> Listed records
## BEGIN

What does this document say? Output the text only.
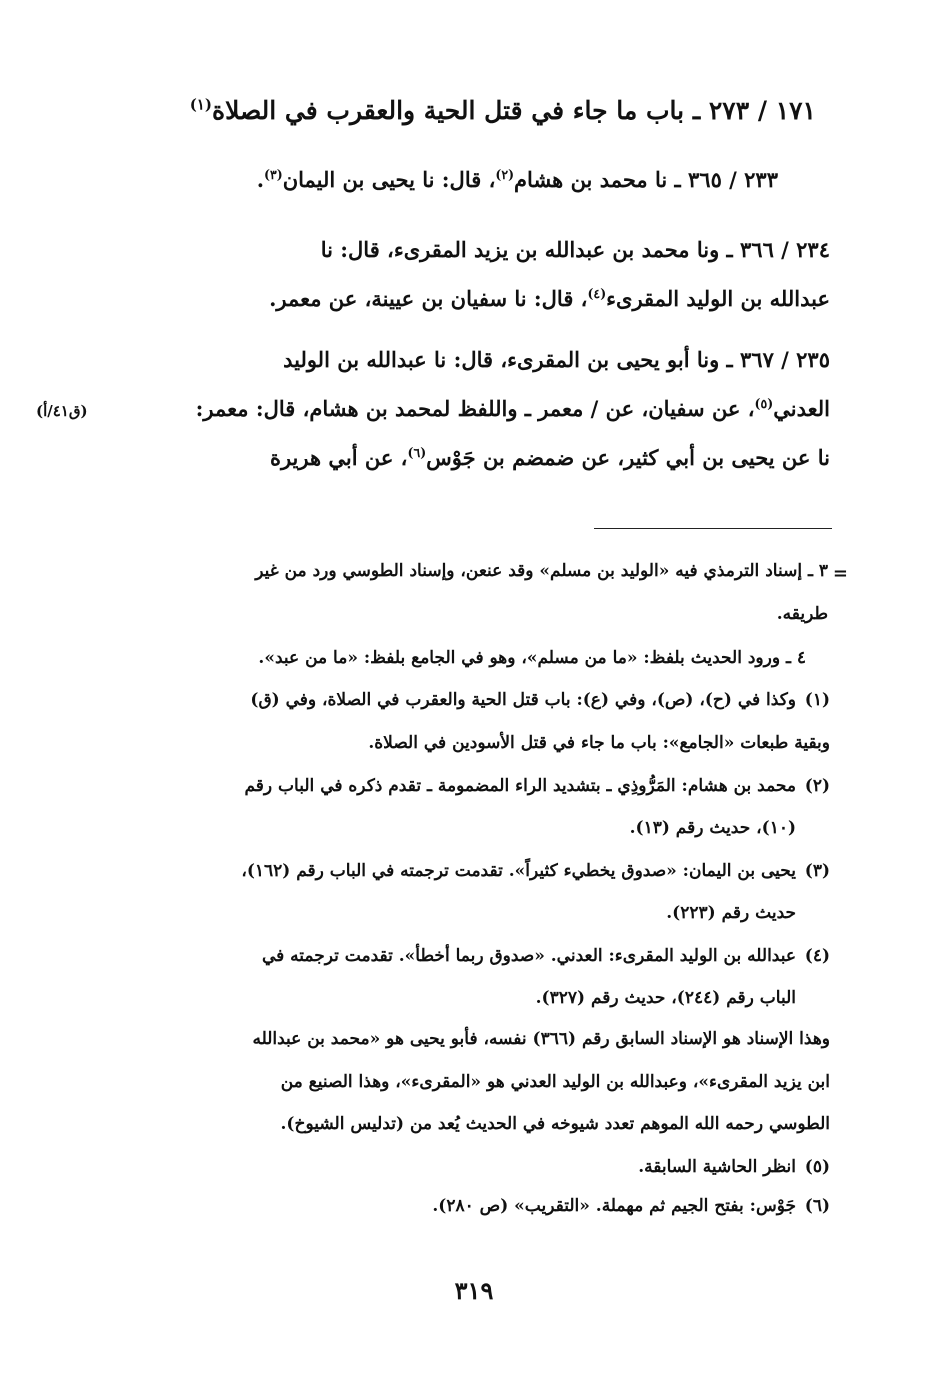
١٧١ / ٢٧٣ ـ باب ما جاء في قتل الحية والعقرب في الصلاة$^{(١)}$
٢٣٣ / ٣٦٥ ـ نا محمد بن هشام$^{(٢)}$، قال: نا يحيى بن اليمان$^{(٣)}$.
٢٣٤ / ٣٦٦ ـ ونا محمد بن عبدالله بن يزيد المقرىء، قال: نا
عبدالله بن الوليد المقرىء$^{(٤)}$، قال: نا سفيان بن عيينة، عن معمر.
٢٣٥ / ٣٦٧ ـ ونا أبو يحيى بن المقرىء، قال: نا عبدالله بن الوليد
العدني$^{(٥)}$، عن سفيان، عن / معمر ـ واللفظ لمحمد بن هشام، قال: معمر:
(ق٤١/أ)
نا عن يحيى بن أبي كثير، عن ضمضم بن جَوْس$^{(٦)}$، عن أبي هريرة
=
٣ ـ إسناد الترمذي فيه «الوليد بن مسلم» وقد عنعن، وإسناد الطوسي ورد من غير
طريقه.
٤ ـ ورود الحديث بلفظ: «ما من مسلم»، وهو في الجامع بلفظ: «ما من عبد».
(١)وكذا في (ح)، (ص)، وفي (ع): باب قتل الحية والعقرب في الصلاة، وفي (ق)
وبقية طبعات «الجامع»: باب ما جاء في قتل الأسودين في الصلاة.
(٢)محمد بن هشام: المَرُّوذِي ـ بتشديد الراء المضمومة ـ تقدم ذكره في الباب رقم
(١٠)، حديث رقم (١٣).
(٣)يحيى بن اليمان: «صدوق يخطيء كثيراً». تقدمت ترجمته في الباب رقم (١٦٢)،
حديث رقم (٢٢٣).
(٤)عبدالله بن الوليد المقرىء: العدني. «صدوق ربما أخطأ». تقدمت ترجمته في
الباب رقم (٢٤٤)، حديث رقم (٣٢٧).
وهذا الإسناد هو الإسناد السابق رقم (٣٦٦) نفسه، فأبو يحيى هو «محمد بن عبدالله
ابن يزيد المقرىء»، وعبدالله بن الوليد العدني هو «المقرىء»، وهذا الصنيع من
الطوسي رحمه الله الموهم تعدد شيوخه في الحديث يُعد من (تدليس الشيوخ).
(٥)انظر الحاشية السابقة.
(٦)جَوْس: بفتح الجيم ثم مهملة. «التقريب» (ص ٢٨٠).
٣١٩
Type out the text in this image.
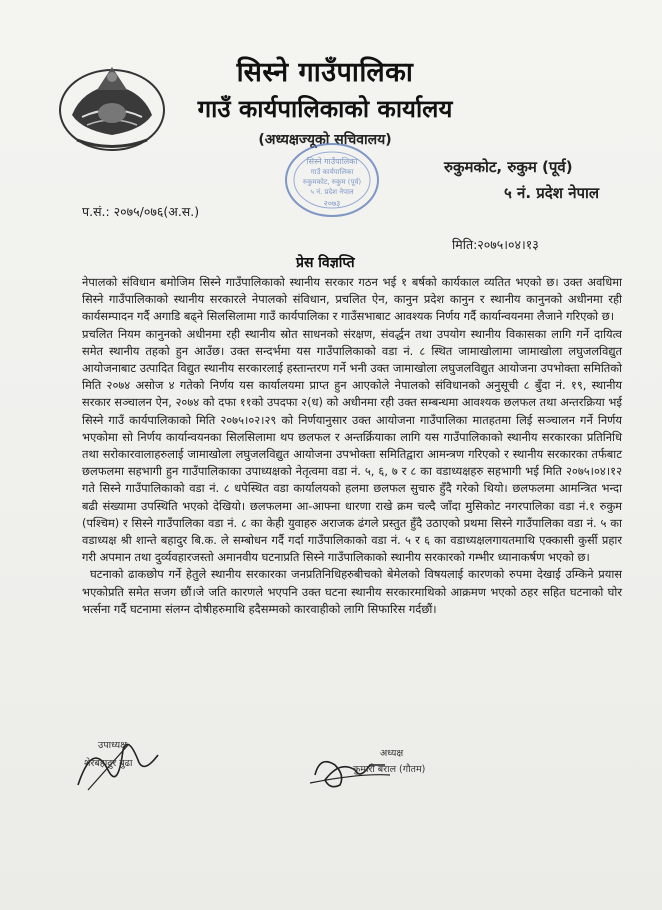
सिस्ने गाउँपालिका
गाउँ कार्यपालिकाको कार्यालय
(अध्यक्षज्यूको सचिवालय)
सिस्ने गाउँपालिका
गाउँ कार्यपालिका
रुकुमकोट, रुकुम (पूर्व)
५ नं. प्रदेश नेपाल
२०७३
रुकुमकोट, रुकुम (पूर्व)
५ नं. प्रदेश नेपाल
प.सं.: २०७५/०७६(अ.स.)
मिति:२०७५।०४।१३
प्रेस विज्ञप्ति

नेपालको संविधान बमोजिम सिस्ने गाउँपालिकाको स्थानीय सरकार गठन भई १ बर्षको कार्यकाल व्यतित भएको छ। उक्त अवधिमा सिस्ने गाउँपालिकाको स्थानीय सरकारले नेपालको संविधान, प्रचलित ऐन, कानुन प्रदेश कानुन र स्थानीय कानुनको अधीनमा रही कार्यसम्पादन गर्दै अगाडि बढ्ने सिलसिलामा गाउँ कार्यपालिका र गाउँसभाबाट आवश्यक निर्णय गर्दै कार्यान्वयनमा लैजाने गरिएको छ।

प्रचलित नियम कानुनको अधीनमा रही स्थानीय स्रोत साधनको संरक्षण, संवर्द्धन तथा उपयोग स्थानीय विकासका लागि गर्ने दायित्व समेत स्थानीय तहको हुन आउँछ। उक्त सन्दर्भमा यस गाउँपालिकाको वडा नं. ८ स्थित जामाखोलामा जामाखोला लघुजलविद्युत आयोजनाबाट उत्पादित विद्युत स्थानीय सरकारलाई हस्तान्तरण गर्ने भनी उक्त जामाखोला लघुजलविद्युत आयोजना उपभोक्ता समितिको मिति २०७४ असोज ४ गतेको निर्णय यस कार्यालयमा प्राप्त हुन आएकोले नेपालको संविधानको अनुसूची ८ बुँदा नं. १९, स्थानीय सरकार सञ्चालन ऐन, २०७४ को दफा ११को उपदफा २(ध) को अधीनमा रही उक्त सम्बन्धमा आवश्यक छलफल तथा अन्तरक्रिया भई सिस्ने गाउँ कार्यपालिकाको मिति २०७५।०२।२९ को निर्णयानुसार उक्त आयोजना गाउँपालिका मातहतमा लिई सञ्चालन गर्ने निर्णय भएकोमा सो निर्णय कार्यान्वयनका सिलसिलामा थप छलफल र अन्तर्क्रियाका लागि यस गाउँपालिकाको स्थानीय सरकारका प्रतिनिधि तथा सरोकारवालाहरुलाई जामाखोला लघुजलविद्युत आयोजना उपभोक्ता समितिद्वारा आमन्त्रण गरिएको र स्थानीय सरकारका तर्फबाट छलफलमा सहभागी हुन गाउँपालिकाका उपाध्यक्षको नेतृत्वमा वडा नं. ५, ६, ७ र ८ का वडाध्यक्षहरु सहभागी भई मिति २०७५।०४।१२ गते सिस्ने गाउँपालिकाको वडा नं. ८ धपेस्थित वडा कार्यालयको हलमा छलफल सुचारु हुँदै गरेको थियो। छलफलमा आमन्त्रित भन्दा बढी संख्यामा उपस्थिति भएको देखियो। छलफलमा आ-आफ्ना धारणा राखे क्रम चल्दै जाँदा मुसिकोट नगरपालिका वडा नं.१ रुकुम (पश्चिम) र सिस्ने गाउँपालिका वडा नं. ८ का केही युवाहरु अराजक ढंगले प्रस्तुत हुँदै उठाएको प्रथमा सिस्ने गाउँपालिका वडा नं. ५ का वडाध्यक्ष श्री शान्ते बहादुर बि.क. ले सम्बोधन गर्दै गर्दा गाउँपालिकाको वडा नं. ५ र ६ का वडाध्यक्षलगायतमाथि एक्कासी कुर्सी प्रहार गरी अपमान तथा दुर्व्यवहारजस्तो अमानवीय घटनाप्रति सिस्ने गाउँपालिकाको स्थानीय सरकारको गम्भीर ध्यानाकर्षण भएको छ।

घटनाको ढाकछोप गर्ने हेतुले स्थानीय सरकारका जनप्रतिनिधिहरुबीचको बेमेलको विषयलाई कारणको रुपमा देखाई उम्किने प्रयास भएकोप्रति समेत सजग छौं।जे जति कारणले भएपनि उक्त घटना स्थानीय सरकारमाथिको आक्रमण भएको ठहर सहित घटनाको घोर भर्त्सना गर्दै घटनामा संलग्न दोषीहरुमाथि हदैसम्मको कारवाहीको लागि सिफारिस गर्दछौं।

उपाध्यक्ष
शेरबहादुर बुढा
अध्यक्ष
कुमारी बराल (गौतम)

## END

> Job
Tally the lines of the data that contain the string "الحية" and report the total alone.

> Exercise output
2